**The problem:**
From the records, pick out and copy each line containing "icon".

**The data:**
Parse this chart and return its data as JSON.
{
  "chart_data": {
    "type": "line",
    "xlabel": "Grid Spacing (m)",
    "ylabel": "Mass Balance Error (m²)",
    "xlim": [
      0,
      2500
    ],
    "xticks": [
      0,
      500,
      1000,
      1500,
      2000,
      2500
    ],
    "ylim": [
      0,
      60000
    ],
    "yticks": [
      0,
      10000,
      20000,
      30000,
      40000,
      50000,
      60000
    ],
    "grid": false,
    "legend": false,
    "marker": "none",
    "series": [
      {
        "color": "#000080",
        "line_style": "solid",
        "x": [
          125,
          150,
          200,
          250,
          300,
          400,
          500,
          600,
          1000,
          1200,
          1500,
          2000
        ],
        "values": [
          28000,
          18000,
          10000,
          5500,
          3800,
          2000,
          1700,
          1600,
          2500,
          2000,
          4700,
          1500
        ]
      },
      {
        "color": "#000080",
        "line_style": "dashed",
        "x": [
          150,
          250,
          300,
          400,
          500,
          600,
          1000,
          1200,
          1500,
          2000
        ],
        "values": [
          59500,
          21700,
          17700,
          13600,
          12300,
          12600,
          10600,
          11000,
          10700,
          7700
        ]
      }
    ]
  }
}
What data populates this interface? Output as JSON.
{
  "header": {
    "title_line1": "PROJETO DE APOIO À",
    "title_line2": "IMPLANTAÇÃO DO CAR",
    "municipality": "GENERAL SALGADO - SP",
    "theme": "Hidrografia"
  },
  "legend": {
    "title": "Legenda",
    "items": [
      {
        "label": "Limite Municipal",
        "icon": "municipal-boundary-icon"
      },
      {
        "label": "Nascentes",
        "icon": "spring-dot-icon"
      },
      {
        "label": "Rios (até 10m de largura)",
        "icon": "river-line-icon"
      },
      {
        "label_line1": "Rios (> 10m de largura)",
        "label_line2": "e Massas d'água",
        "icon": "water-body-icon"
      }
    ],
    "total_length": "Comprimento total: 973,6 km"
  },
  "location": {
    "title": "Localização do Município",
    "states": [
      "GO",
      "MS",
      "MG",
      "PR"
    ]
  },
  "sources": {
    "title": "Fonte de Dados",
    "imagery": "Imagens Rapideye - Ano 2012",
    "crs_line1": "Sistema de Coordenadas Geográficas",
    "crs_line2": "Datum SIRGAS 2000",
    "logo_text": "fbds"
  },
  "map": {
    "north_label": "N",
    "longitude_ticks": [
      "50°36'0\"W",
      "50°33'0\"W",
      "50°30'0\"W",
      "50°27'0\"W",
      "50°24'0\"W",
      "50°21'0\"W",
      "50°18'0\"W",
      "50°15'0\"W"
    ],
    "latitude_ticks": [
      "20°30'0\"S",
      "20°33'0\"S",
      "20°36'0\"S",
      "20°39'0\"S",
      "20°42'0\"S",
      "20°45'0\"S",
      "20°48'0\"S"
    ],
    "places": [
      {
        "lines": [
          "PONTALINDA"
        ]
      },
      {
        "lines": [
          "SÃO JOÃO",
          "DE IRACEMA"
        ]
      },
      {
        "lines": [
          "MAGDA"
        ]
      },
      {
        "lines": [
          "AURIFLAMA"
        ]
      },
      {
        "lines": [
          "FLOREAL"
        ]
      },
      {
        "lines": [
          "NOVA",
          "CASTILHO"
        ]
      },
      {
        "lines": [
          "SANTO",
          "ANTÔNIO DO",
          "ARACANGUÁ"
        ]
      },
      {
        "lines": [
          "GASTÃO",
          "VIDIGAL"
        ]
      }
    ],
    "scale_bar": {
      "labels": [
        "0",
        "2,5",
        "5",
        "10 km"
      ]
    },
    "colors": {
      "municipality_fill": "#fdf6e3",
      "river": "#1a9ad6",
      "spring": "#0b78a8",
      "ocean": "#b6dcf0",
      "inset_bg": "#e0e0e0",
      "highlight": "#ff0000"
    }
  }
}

**Task answer:**
        "icon": "municipal-boundary-icon"
        "icon": "spring-dot-icon"
        "icon": "river-line-icon"
        "icon": "water-body-icon"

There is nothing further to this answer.